## WHAT TO DO
Using the listing below, copy every line that mentions "чтобы".

## RAW RECORDS
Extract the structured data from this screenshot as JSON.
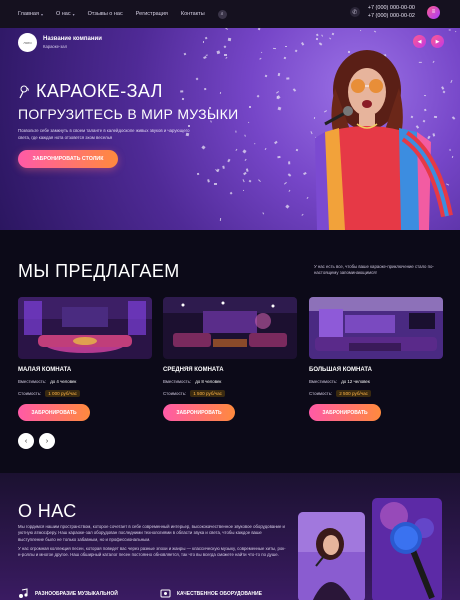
{
  "nav": {
    "items": [
      {
        "label": "Главная",
        "has_dropdown": true
      },
      {
        "label": "О нас",
        "has_dropdown": true
      },
      {
        "label": "Отзывы о нас",
        "has_dropdown": false
      },
      {
        "label": "Регистрация",
        "has_dropdown": false
      },
      {
        "label": "Контакты",
        "has_dropdown": false
      }
    ],
    "phones": [
      "+7 (000) 000-00-00",
      "+7 (000) 000-00-02"
    ],
    "icons": {
      "search": "search-icon",
      "phone": "phone-icon",
      "menu": "menu-icon"
    }
  },
  "hero": {
    "logo_text": "лого",
    "company_name": "Название компании",
    "company_sub": "Караоке-зал",
    "title": "КАРАОКЕ-ЗАЛ",
    "subtitle": "ПОГРУЗИТЕСЬ В МИР МУЗЫКИ",
    "text": "Позвольте себе замкнуть в своем таланте в калейдоскопе живых звуков и чарующего света, где каждая нота отзовется эхом веселья",
    "cta": "ЗАБРОНИРОВАТЬ СТОЛИК"
  },
  "offers": {
    "title": "МЫ ПРЕДЛАГАЕМ",
    "note": "У нас есть все, чтобы ваше караоке-приключение стало по-настоящему запоминающимся!",
    "capacity_label": "Вместимость:",
    "price_label": "Стоимость:",
    "book_label": "ЗАБРОНИРОВАТЬ",
    "rooms": [
      {
        "name": "МАЛАЯ КОМНАТА",
        "capacity": "до 4 человек",
        "price": "1 000 руб/час"
      },
      {
        "name": "СРЕДНЯЯ КОМНАТА",
        "capacity": "до 8 человек",
        "price": "1 500 руб/час"
      },
      {
        "name": "БОЛЬШАЯ КОМНАТА",
        "capacity": "до 12 человек",
        "price": "2 500 руб/час"
      }
    ],
    "prev_arrow": "‹",
    "next_arrow": "›"
  },
  "about": {
    "title": "О НАС",
    "paragraphs": [
      "Мы гордимся нашим пространством, которое сочетает в себе современный интерьер, высококачественное звуковое оборудование и уютную атмосферу. Наш караоке-зал оборудован последними технологиями в области звука и света, чтобы каждое ваше выступление было не только забавным, но и профессиональным.",
      "У нас огромная коллекция песен, которая поведет вас через разные эпохи и жанры — классическую музыку, современные хиты, рок-н-роллы и многое другое. Наш обширный каталог песен постоянно обновляется, так что вы всегда сможете найти что-то по душе."
    ],
    "features": [
      {
        "label": "РАЗНООБРАЗИЕ МУЗЫКАЛЬНОЙ",
        "icon": "music-note-icon"
      },
      {
        "label": "КАЧЕСТВЕННОЕ ОБОРУДОВАНИЕ",
        "icon": "equipment-icon"
      }
    ]
  },
  "colors": {
    "accent_start": "#ff5aa7",
    "accent_end": "#ff8a3d",
    "hero_bg": "#6a3dbf",
    "dark_bg": "#0c0a18",
    "price_text": "#ffb547"
  }
}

## WORKED SOLUTION
    "note": "У нас есть все, чтобы ваше караоке-приключение стало по-настоящему запоминающимся!",
      "Мы гордимся нашим пространством, которое сочетает в себе современный интерьер, высококачественное звуковое оборудование и уютную атмосферу. Наш караоке-зал оборудован последними технологиями в области звука и света, чтобы каждое ваше выступление было не только забавным, но и профессиональным.",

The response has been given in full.